• [REQUIRED WORK] Each entry below should be echoed exactly, with pictures omitted.

[A run of records]
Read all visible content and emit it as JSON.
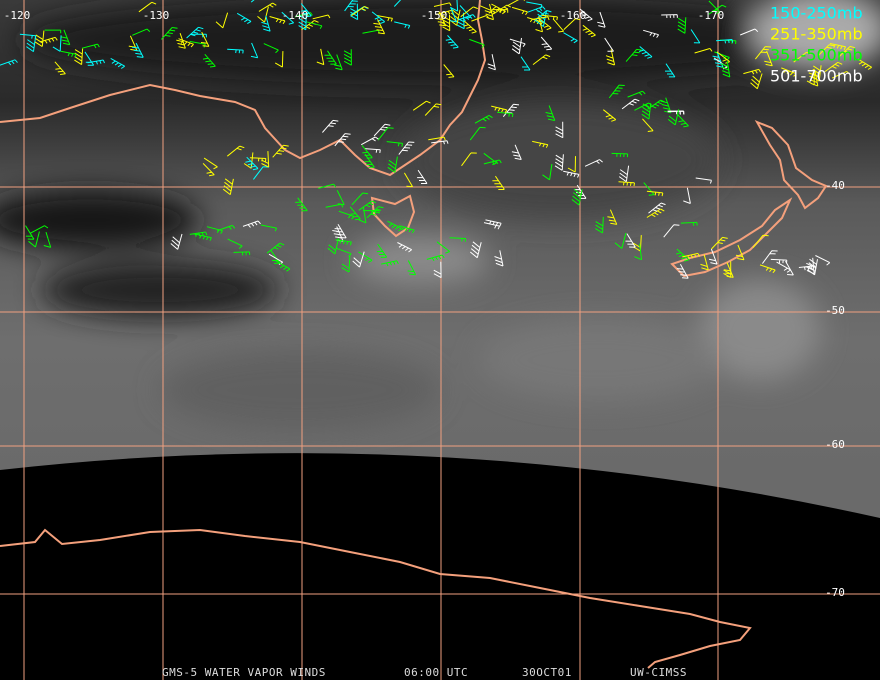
{
  "longitude_labels": [
    "-120",
    "-130",
    "-140",
    "-150",
    "-160",
    "-170"
  ],
  "latitude_labels": [
    "-40",
    "-50",
    "-60",
    "-70"
  ],
  "legend": [
    {
      "label": "150-250mb",
      "color": "#00ffff"
    },
    {
      "label": "251-350mb",
      "color": "#ffff00"
    },
    {
      "label": "351-500mb",
      "color": "#00ff00"
    },
    {
      "label": "501-700mb",
      "color": "#ffffff"
    }
  ],
  "footer": {
    "title": "GMS-5 WATER VAPOR WINDS",
    "time": "06:00 UTC",
    "date": "30OCT01",
    "source": "UW-CIMSS"
  }
}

• [RESULT OF THE TASK]
Read all visible content and emit it as JSON.
{
  "longitude_labels": [
    "-120",
    "-130",
    "-140",
    "-150",
    "-160",
    "-170"
  ],
  "latitude_labels": [
    "-40",
    "-50",
    "-60",
    "-70"
  ],
  "legend": [
    {
      "label": "150-250mb",
      "color": "#00ffff"
    },
    {
      "label": "251-350mb",
      "color": "#ffff00"
    },
    {
      "label": "351-500mb",
      "color": "#00ff00"
    },
    {
      "label": "501-700mb",
      "color": "#ffffff"
    }
  ],
  "footer": {
    "title": "GMS-5 WATER VAPOR WINDS",
    "time": "06:00 UTC",
    "date": "30OCT01",
    "source": "UW-CIMSS"
  }
}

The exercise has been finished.